#### SOURCE DATA:
┄┄┄┄┄┄

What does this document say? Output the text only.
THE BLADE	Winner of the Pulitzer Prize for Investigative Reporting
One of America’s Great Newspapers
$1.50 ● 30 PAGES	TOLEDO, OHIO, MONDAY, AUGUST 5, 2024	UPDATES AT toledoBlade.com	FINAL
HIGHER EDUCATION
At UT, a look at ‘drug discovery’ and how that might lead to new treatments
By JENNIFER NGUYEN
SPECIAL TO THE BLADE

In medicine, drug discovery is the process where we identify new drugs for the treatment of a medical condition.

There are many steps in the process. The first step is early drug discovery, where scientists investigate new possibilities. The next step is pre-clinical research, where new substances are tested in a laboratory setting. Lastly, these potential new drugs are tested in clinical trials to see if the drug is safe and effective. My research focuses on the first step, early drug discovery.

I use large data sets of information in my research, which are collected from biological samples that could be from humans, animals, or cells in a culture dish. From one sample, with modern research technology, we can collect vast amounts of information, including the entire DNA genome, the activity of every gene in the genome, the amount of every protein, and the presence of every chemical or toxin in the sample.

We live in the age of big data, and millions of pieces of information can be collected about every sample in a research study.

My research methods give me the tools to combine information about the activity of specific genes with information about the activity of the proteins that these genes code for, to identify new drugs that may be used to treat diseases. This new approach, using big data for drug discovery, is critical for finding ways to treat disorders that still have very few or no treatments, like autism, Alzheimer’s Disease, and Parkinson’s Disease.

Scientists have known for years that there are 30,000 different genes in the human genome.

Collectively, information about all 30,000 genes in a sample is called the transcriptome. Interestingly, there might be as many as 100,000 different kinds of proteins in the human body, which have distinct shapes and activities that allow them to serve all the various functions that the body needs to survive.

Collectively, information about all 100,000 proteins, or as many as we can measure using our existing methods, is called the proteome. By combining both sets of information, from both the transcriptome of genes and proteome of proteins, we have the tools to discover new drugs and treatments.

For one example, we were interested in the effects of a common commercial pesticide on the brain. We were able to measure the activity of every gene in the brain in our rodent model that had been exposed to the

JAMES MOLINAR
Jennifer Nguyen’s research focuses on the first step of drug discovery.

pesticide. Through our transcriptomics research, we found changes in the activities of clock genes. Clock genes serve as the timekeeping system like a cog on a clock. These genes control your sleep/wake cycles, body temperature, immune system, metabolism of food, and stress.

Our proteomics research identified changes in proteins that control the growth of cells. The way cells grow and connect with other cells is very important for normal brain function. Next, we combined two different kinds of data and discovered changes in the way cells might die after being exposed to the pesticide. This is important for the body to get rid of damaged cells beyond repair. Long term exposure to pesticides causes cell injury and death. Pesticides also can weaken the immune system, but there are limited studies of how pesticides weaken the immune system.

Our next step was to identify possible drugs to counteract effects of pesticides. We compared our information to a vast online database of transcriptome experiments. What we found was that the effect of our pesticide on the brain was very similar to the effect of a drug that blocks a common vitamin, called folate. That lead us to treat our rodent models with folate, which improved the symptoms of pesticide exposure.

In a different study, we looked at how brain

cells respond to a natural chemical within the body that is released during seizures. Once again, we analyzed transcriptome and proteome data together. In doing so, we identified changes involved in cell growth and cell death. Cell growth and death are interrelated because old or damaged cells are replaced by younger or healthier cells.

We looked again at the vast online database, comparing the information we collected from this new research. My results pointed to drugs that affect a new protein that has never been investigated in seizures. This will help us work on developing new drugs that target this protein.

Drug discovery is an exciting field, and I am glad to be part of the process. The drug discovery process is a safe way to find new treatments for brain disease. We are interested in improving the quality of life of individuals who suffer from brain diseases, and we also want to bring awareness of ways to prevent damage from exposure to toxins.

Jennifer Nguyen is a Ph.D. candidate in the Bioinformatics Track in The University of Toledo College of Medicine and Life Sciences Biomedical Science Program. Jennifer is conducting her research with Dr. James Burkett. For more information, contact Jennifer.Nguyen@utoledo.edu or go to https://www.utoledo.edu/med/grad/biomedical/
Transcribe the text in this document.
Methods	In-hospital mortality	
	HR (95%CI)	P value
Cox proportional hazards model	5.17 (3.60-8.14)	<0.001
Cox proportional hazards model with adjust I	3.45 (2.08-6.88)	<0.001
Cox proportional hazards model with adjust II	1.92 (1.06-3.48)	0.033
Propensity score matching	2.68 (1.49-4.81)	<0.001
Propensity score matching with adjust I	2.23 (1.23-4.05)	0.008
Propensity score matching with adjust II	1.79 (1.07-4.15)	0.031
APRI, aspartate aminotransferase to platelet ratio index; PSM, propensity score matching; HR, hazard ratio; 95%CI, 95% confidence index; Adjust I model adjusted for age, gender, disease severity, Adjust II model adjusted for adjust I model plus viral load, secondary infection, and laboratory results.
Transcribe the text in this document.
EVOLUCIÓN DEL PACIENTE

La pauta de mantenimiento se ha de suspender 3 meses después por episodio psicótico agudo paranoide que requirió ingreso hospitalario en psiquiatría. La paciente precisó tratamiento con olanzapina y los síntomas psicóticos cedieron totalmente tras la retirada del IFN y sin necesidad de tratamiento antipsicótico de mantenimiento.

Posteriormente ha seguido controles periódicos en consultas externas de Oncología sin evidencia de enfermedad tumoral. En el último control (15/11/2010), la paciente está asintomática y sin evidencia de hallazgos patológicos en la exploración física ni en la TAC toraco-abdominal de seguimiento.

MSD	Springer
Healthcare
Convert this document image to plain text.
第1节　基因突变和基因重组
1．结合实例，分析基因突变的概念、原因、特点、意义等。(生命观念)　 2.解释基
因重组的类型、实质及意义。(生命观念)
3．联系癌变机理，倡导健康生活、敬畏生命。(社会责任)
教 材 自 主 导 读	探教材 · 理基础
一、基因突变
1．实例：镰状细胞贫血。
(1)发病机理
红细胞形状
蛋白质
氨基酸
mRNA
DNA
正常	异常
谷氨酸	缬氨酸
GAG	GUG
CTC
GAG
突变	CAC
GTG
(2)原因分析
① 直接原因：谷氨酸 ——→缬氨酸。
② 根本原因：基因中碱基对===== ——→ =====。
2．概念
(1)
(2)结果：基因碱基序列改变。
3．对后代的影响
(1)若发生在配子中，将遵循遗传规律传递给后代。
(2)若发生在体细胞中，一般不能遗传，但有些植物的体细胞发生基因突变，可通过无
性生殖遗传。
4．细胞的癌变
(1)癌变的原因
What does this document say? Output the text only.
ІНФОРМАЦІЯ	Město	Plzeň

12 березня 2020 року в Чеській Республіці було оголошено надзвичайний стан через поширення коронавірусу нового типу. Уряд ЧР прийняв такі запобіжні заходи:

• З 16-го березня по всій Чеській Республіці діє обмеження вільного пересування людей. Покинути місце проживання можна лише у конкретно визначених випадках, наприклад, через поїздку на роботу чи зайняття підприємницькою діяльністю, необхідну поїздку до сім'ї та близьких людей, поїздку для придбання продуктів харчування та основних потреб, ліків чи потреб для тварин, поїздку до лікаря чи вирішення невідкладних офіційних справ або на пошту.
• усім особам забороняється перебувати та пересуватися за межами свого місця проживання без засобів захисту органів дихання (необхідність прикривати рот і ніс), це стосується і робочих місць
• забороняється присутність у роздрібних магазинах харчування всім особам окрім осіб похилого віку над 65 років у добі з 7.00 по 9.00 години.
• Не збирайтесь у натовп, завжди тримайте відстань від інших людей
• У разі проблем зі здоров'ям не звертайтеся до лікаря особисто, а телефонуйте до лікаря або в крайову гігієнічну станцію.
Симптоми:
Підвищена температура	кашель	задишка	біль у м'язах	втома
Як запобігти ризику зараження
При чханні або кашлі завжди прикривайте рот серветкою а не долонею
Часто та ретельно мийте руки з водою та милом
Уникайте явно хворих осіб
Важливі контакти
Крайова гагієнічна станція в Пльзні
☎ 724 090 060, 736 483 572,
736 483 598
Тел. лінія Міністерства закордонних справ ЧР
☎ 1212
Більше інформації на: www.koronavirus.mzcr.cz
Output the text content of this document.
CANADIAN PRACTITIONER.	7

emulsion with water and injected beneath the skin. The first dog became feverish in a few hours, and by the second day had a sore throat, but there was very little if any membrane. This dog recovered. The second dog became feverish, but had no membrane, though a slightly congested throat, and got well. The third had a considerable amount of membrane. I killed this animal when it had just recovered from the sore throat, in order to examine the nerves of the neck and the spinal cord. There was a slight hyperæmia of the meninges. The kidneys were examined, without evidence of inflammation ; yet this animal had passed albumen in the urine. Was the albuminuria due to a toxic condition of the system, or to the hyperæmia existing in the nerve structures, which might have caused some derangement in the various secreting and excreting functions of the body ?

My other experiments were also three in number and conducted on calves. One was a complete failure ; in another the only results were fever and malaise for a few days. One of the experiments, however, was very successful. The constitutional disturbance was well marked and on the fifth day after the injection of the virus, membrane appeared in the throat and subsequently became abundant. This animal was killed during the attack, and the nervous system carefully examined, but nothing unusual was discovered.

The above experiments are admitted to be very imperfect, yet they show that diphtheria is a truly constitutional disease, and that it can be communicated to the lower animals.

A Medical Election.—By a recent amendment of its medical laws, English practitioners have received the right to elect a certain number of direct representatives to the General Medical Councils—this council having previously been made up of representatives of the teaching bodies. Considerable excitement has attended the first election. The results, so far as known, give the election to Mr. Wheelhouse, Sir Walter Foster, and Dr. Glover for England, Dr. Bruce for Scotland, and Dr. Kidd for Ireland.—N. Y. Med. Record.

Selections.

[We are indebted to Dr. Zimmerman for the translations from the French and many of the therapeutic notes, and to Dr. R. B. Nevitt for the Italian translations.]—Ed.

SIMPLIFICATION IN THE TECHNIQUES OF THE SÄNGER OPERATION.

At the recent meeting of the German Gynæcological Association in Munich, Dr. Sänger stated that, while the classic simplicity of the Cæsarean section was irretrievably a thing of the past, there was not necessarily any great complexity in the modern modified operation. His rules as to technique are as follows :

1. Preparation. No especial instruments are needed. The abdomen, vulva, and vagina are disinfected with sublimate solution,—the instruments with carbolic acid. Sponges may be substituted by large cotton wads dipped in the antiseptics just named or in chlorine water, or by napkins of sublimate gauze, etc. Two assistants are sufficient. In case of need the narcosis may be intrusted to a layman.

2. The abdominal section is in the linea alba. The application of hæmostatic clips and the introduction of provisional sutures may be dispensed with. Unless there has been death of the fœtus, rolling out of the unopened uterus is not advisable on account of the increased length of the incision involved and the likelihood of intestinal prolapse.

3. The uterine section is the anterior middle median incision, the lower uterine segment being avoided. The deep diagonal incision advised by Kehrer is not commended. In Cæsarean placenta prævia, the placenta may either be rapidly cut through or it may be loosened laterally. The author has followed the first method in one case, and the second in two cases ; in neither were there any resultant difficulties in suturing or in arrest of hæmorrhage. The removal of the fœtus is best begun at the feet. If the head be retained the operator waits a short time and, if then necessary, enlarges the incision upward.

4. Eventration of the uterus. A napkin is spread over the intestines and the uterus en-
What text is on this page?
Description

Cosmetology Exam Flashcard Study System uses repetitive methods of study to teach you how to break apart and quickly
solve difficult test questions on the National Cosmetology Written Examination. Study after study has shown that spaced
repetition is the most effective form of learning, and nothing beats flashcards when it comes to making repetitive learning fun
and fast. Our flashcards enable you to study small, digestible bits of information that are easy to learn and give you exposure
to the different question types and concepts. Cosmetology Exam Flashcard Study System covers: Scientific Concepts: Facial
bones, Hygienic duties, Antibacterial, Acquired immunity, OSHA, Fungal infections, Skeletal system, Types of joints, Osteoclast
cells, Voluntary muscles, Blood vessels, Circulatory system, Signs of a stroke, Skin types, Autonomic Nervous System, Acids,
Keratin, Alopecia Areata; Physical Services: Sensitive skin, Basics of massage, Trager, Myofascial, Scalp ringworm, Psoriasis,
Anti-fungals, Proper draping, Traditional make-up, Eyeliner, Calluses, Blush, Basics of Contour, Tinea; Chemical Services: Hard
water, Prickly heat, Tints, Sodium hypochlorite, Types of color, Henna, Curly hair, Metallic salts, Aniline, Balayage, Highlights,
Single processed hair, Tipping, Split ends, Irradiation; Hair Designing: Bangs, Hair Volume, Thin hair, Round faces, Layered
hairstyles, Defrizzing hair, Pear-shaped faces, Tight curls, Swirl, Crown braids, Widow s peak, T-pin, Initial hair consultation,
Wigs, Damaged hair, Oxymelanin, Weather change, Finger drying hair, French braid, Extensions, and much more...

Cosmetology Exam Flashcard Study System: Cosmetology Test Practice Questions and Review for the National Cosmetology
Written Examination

┄┄┄┄┄┄

Set aside each line above that includes the string "uterus" and report it.

2. The abdominal section is in the linea alba. The application of hæmostatic clips and the introduction of provisional sutures may be dispensed with. Unless there has been death of the fœtus, rolling out of the unopened uterus is not advisable on account of the increased length of the incision involved and the likelihood of intestinal prolapse.
4. Eventration of the uterus. A napkin is spread over the intestines and the uterus en-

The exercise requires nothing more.